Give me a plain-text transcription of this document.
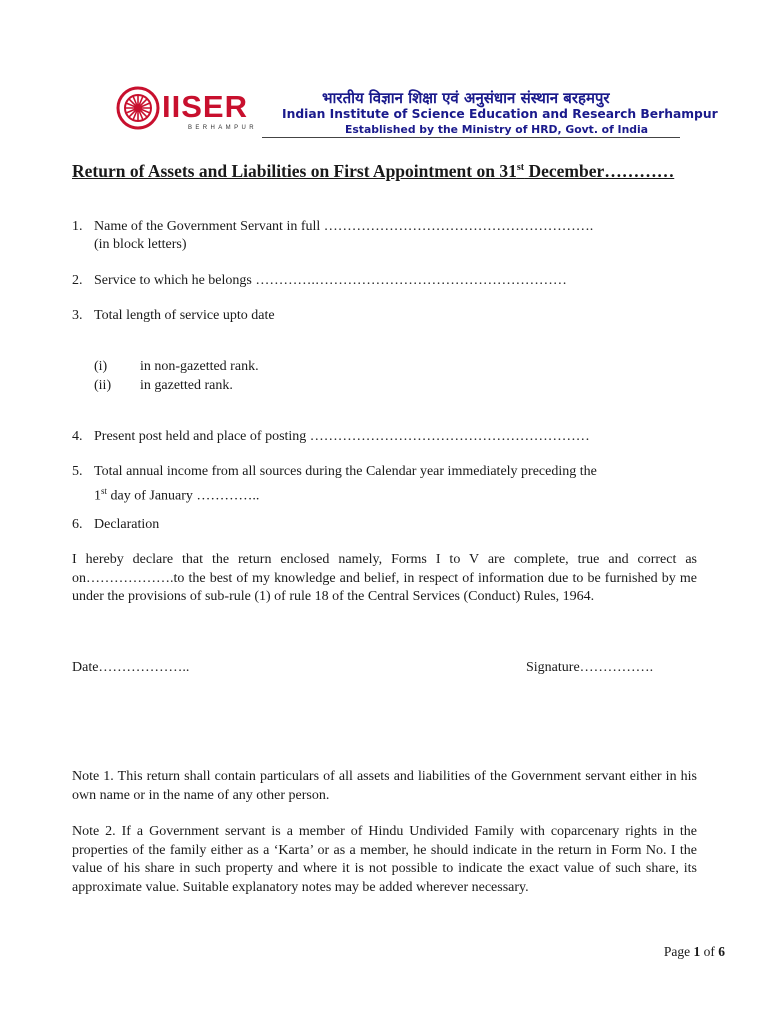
IISER
BERHAMPUR
भारतीय विज्ञान शिक्षा एवं अनुसंधान संस्थान बरहमपुर
Indian Institute of Science Education and Research Berhampur
Established by the Ministry of HRD, Govt. of India
Return of Assets and Liabilities on First Appointment on 31st December…………
1. Name of the Government Servant in full ………………………………………………….
(in block letters)
2. Service to which he belongs ………….………………………………………………
3. Total length of service upto date
(i) in non-gazetted rank.
(ii) in gazetted rank.
4. Present post held and place of posting ……………………………………………………
5. Total annual income from all sources during the Calendar year immediately preceding the
1st day of January …………..
6. Declaration
I hereby declare that the return enclosed namely, Forms I to V are complete, true and correct as on……………….to the best of my knowledge and belief, in respect of information due to be furnished by me under the provisions of sub-rule (1) of rule 18 of the Central Services (Conduct) Rules, 1964.
Date………………..	Signature…………….
Note 1. This return shall contain particulars of all assets and liabilities of the Government servant either in his own name or in the name of any other person.
Note 2. If a Government servant is a member of Hindu Undivided Family with coparcenary rights in the properties of the family either as a ‘Karta’ or as a member, he should indicate in the return in Form No. I the value of his share in such property and where it is not possible to indicate the exact value of such share, its approximate value. Suitable explanatory notes may be added wherever necessary.
Page 1 of 6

────────

Task details: Repeat the records in full, exactly as they appear, without the pictures.

Solution:
Give me a plain-text transcription of this document.
IISER
BERHAMPUR
भारतीय विज्ञान शिक्षा एवं अनुसंधान संस्थान बरहमपुर
Indian Institute of Science Education and Research Berhampur
Established by the Ministry of HRD, Govt. of India
Return of Assets and Liabilities on First Appointment on 31st December…………
1. Name of the Government Servant in full ………………………………………………….
(in block letters)
2. Service to which he belongs ………….………………………………………………
3. Total length of service upto date
(i) in non-gazetted rank.
(ii) in gazetted rank.
4. Present post held and place of posting ……………………………………………………
5. Total annual income from all sources during the Calendar year immediately preceding the
1st day of January …………..
6. Declaration
I hereby declare that the return enclosed namely, Forms I to V are complete, true and correct as on……………….to the best of my knowledge and belief, in respect of information due to be furnished by me under the provisions of sub-rule (1) of rule 18 of the Central Services (Conduct) Rules, 1964.
Date………………..	Signature…………….
Note 1. This return shall contain particulars of all assets and liabilities of the Government servant either in his own name or in the name of any other person.
Note 2. If a Government servant is a member of Hindu Undivided Family with coparcenary rights in the properties of the family either as a ‘Karta’ or as a member, he should indicate in the return in Form No. I the value of his share in such property and where it is not possible to indicate the exact value of such share, its approximate value. Suitable explanatory notes may be added wherever necessary.
Page 1 of 6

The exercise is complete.